(Stored items from a collection)
☆ ☆ ☆ ☆
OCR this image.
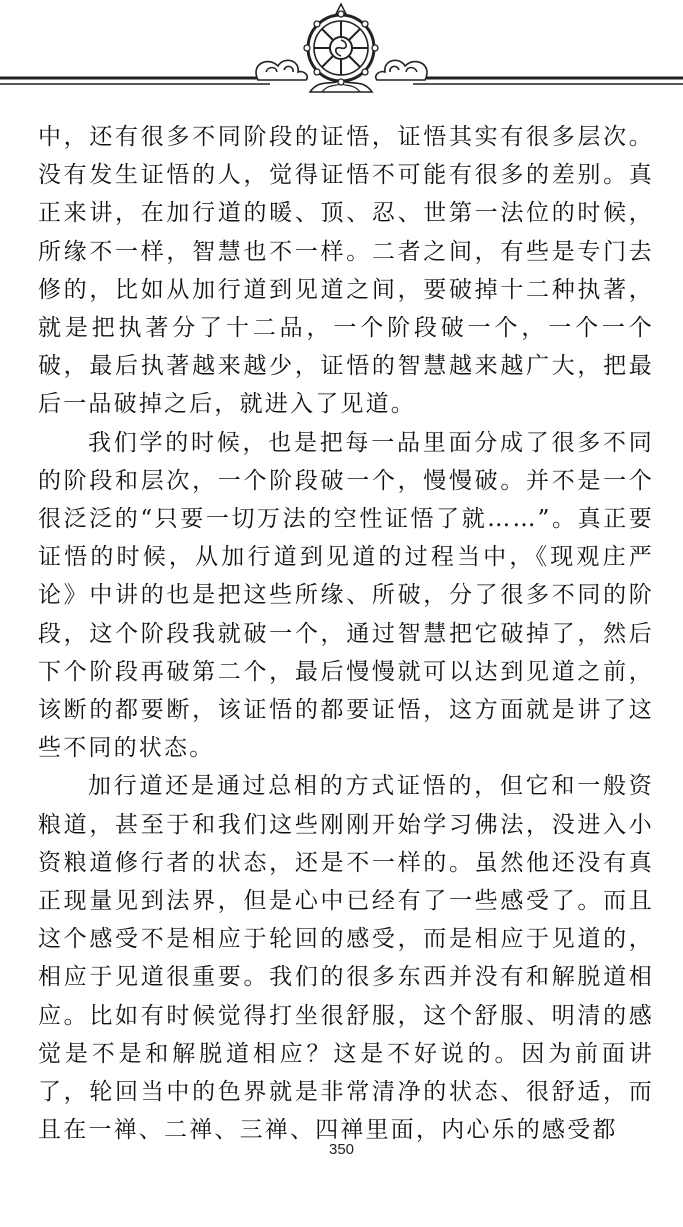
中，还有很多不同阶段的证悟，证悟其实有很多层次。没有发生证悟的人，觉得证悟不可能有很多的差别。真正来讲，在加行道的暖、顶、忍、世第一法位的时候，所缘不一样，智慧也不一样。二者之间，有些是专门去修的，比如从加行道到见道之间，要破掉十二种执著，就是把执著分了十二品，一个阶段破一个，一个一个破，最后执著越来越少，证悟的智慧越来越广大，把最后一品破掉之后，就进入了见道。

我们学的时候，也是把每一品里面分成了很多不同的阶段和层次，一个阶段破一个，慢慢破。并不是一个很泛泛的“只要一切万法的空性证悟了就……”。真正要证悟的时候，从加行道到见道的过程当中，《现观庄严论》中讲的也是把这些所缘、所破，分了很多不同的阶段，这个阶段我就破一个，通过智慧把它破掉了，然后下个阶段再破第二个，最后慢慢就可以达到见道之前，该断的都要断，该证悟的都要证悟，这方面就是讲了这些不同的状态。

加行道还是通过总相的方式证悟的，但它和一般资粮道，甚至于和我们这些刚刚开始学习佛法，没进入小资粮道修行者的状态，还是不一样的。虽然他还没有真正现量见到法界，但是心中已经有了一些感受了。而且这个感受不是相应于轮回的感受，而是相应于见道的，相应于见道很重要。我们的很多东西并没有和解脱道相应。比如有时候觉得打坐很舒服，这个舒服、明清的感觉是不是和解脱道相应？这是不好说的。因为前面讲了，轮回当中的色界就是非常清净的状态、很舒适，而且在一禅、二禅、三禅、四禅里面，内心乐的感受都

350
☆ ☆ ☆ ☆
Quote the records in full and exactly; skip any image.

OCR this image.
中，还有很多不同阶段的证悟，证悟其实有很多层次。没有发生证悟的人，觉得证悟不可能有很多的差别。真正来讲，在加行道的暖、顶、忍、世第一法位的时候，所缘不一样，智慧也不一样。二者之间，有些是专门去修的，比如从加行道到见道之间，要破掉十二种执著，就是把执著分了十二品，一个阶段破一个，一个一个破，最后执著越来越少，证悟的智慧越来越广大，把最后一品破掉之后，就进入了见道。

我们学的时候，也是把每一品里面分成了很多不同的阶段和层次，一个阶段破一个，慢慢破。并不是一个很泛泛的“只要一切万法的空性证悟了就……”。真正要证悟的时候，从加行道到见道的过程当中，《现观庄严论》中讲的也是把这些所缘、所破，分了很多不同的阶段，这个阶段我就破一个，通过智慧把它破掉了，然后下个阶段再破第二个，最后慢慢就可以达到见道之前，该断的都要断，该证悟的都要证悟，这方面就是讲了这些不同的状态。

加行道还是通过总相的方式证悟的，但它和一般资粮道，甚至于和我们这些刚刚开始学习佛法，没进入小资粮道修行者的状态，还是不一样的。虽然他还没有真正现量见到法界，但是心中已经有了一些感受了。而且这个感受不是相应于轮回的感受，而是相应于见道的，相应于见道很重要。我们的很多东西并没有和解脱道相应。比如有时候觉得打坐很舒服，这个舒服、明清的感觉是不是和解脱道相应？这是不好说的。因为前面讲了，轮回当中的色界就是非常清净的状态、很舒适，而且在一禅、二禅、三禅、四禅里面，内心乐的感受都

350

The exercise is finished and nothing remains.